Task statement:
Report, as a bare number, how many lines hold "sabar".

Data to process:

··········

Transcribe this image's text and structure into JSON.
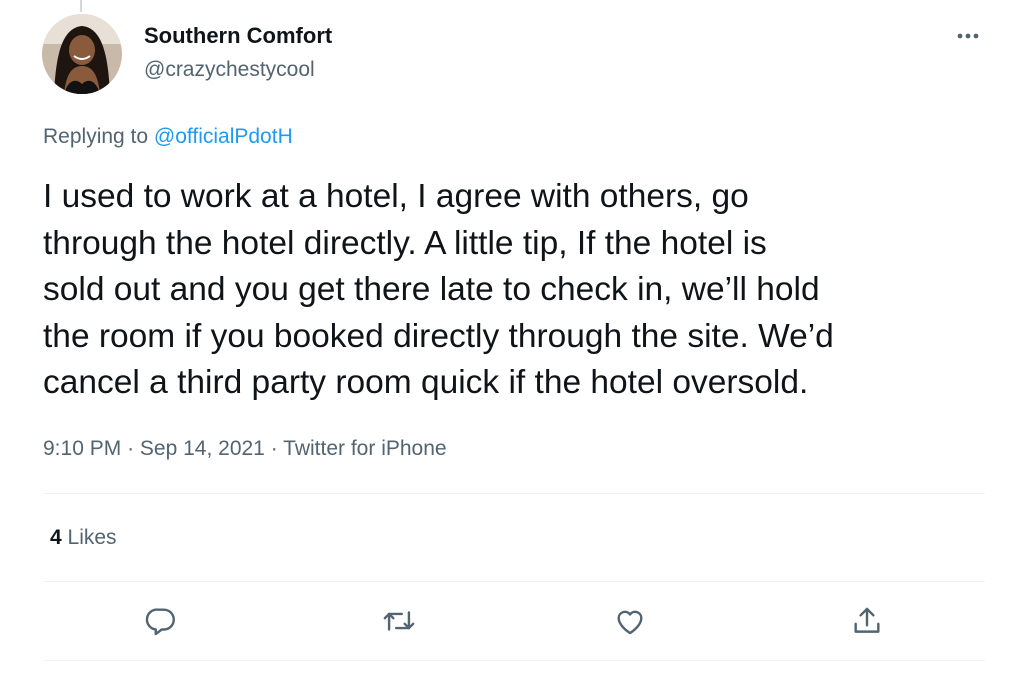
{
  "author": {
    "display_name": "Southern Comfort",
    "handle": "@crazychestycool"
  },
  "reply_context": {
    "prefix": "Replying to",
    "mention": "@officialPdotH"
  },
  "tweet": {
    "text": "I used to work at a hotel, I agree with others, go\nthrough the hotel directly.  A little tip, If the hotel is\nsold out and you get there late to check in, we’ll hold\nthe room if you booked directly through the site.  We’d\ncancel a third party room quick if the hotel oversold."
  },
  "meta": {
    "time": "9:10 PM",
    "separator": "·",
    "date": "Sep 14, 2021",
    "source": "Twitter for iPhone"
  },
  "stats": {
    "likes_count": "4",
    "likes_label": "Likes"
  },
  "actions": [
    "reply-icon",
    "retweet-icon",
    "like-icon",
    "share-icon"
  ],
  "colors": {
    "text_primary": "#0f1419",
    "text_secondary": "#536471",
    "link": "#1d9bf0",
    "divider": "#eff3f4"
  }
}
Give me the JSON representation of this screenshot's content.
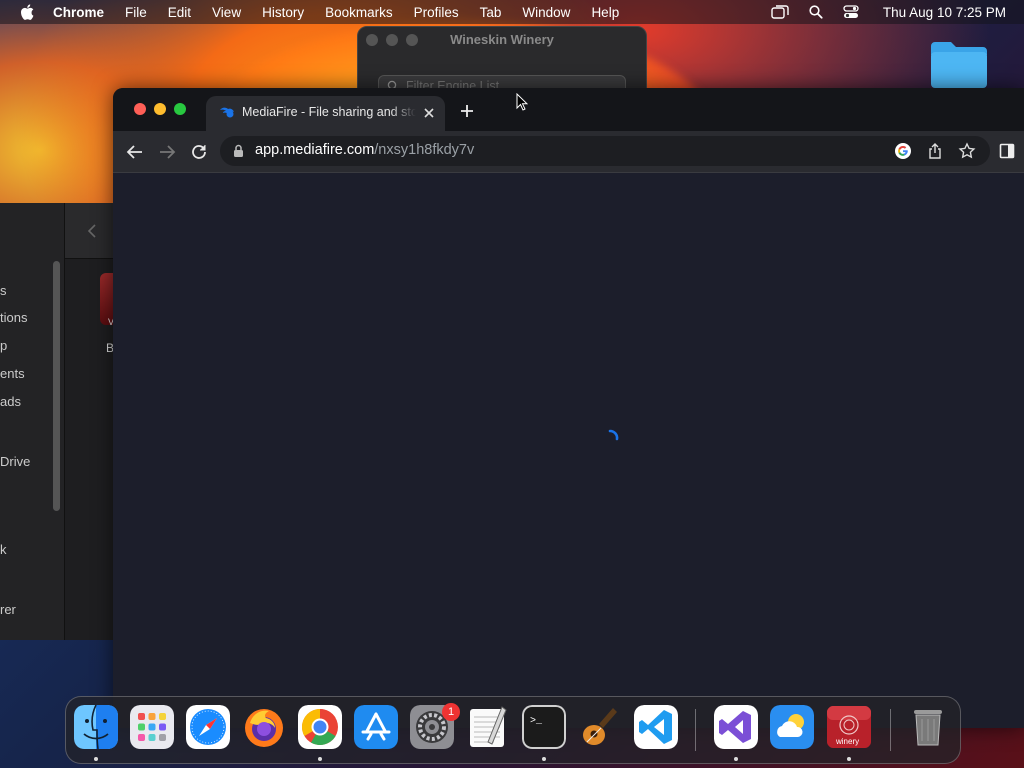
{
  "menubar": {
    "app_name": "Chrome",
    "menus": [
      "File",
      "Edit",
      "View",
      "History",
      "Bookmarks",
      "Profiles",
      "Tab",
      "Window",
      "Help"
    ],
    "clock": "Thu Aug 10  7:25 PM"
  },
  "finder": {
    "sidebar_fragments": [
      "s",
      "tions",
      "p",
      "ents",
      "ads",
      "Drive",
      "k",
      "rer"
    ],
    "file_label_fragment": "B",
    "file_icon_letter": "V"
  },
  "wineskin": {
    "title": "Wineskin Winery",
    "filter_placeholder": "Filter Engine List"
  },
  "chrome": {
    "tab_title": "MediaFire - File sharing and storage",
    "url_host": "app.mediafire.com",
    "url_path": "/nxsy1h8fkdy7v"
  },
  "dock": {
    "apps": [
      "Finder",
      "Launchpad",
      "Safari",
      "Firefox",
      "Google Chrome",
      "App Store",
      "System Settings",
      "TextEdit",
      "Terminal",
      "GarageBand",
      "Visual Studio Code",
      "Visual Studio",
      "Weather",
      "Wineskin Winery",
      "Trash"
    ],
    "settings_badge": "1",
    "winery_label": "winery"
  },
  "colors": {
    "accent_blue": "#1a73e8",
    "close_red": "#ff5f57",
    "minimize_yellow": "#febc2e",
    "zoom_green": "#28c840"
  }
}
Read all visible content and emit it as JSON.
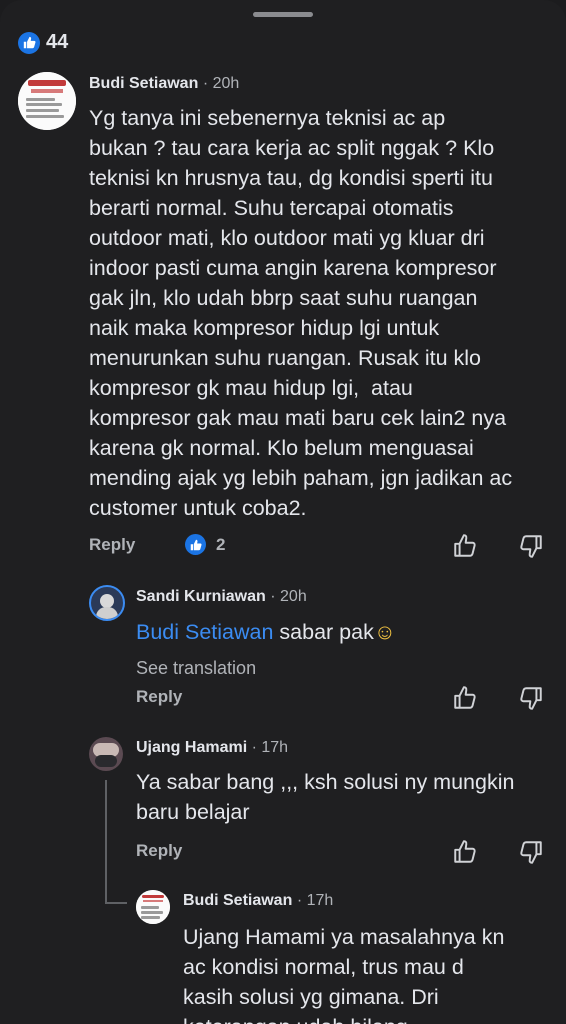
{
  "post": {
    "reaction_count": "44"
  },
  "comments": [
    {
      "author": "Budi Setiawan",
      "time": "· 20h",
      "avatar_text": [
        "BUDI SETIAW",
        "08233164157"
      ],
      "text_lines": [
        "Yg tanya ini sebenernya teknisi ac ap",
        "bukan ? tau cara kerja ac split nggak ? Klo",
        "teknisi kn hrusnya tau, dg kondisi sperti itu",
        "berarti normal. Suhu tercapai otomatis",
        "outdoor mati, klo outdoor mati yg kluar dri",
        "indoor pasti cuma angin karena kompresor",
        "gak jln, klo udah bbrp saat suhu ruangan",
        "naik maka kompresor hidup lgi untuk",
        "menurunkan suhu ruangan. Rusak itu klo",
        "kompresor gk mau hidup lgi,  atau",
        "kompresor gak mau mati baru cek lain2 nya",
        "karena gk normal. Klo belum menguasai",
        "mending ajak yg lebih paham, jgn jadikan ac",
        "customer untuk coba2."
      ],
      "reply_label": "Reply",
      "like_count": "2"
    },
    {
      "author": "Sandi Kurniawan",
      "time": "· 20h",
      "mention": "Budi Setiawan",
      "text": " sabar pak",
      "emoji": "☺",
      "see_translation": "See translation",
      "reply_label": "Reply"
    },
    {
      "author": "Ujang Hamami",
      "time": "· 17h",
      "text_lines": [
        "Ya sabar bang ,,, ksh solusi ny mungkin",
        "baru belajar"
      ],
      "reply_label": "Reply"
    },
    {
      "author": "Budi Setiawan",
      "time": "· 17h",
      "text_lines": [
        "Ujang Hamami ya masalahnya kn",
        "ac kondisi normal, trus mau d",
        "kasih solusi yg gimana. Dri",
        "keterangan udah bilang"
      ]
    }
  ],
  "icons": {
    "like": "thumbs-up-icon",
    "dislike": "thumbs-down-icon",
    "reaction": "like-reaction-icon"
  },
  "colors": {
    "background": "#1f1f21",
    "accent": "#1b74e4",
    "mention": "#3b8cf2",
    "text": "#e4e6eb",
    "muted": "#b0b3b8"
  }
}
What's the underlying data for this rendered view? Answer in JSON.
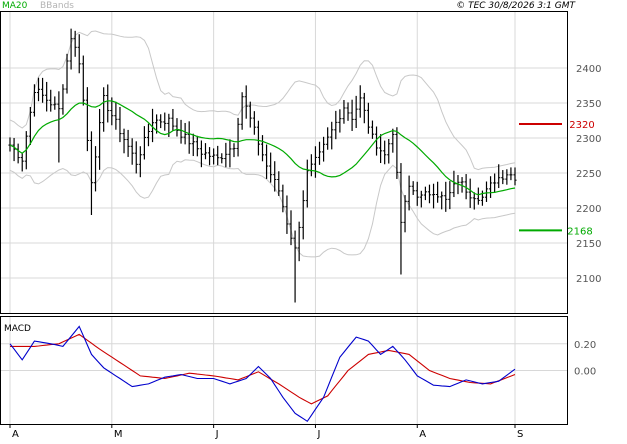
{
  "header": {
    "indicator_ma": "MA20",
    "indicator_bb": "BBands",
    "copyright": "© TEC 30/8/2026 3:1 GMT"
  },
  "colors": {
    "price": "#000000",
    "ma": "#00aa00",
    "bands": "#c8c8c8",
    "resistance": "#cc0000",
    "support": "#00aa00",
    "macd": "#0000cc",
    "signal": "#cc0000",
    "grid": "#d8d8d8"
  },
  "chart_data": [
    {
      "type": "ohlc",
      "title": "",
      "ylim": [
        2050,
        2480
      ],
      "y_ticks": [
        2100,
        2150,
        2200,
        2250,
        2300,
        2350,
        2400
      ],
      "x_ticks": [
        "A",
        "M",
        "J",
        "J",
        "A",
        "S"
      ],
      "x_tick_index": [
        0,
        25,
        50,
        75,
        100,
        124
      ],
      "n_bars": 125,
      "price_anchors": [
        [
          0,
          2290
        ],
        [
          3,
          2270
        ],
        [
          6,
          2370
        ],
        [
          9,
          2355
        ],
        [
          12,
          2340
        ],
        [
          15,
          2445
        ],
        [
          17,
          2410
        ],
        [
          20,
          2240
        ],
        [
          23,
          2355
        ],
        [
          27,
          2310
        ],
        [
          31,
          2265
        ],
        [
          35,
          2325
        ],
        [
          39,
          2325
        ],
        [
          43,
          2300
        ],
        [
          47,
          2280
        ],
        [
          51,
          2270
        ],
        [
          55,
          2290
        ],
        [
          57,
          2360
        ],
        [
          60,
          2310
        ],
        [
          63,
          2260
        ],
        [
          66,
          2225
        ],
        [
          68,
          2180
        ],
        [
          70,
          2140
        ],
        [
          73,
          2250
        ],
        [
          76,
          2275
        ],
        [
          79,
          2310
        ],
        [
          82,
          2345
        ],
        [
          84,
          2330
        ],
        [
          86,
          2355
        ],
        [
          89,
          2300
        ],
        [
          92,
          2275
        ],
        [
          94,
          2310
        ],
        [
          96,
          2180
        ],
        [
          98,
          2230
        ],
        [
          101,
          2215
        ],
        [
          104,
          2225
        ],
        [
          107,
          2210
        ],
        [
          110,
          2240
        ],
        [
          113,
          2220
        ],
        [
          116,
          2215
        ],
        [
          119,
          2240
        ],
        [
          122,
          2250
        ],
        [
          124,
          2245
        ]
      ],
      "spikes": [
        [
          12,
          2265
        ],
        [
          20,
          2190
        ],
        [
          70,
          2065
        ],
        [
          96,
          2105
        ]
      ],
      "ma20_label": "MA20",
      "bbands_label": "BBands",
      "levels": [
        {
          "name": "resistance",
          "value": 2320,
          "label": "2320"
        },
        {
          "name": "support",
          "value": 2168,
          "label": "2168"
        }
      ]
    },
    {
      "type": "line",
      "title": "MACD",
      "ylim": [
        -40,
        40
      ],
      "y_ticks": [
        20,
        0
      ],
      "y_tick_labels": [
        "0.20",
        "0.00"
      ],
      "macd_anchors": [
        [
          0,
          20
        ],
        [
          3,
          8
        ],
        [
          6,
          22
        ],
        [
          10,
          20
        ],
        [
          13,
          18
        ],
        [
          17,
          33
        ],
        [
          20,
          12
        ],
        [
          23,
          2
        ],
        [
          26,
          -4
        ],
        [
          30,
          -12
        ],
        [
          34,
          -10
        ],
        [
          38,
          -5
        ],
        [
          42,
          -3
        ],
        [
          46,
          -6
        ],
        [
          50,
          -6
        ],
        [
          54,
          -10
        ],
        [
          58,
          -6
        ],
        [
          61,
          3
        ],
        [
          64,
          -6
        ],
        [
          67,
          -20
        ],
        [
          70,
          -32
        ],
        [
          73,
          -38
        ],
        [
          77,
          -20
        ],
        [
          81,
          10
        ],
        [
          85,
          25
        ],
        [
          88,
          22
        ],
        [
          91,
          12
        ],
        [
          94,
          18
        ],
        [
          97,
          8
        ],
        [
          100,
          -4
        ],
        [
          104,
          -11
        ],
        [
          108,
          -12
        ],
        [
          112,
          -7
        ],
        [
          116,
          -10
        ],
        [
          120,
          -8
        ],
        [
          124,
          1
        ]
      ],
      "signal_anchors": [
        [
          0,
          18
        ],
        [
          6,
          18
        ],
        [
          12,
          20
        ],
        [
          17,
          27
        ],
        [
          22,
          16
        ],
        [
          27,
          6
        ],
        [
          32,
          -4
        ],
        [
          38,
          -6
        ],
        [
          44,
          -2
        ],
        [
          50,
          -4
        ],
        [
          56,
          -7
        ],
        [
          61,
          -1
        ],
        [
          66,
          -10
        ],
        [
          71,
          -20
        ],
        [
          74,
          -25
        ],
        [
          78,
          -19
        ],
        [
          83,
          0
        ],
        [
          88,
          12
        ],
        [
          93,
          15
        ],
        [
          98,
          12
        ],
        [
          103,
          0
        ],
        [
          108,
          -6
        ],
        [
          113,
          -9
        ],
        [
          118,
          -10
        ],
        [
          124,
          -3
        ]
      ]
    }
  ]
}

··········

Finished answer:
2